* Instructions to follow *
Can you output the records below exactly as they are written?
** BEGIN Stored rows **
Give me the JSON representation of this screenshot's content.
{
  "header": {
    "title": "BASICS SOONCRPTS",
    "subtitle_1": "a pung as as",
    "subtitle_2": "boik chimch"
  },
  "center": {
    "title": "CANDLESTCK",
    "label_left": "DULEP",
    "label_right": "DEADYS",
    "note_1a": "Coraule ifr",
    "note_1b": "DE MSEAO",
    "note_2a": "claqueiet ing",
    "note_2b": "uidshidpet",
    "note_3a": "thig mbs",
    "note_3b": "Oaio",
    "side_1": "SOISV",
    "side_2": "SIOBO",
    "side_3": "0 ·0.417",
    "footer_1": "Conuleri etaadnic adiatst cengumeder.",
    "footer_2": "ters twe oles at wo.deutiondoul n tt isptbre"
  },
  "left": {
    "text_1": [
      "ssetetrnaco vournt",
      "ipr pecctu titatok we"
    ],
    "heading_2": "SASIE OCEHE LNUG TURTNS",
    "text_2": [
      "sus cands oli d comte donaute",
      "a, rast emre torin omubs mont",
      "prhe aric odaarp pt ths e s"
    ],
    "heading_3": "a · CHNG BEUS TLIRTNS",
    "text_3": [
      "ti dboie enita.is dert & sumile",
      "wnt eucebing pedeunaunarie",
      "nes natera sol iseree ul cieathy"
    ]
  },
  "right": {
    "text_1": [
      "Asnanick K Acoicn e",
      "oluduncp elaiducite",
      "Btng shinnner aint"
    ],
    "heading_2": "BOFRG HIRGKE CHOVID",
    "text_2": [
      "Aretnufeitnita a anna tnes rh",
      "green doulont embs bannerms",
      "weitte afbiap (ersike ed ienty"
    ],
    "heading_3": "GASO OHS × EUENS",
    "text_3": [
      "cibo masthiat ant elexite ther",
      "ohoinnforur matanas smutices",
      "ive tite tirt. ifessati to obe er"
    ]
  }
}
** END Stored rows **
* Task output *
Give me the JSON representation of this screenshot's content.
{
  "header": {
    "title": "BASICS SOONCRPTS",
    "subtitle_1": "a pung as as",
    "subtitle_2": "boik chimch"
  },
  "center": {
    "title": "CANDLESTCK",
    "label_left": "DULEP",
    "label_right": "DEADYS",
    "note_1a": "Coraule ifr",
    "note_1b": "DE MSEAO",
    "note_2a": "claqueiet ing",
    "note_2b": "uidshidpet",
    "note_3a": "thig mbs",
    "note_3b": "Oaio",
    "side_1": "SOISV",
    "side_2": "SIOBO",
    "side_3": "0 ·0.417",
    "footer_1": "Conuleri etaadnic adiatst cengumeder.",
    "footer_2": "ters twe oles at wo.deutiondoul n tt isptbre"
  },
  "left": {
    "text_1": [
      "ssetetrnaco vournt",
      "ipr pecctu titatok we"
    ],
    "heading_2": "SASIE OCEHE LNUG TURTNS",
    "text_2": [
      "sus cands oli d comte donaute",
      "a, rast emre torin omubs mont",
      "prhe aric odaarp pt ths e s"
    ],
    "heading_3": "a · CHNG BEUS TLIRTNS",
    "text_3": [
      "ti dboie enita.is dert & sumile",
      "wnt eucebing pedeunaunarie",
      "nes natera sol iseree ul cieathy"
    ]
  },
  "right": {
    "text_1": [
      "Asnanick K Acoicn e",
      "oluduncp elaiducite",
      "Btng shinnner aint"
    ],
    "heading_2": "BOFRG HIRGKE CHOVID",
    "text_2": [
      "Aretnufeitnita a anna tnes rh",
      "green doulont embs bannerms",
      "weitte afbiap (ersike ed ienty"
    ],
    "heading_3": "GASO OHS × EUENS",
    "text_3": [
      "cibo masthiat ant elexite ther",
      "ohoinnforur matanas smutices",
      "ive tite tirt. ifessati to obe er"
    ]
  }
}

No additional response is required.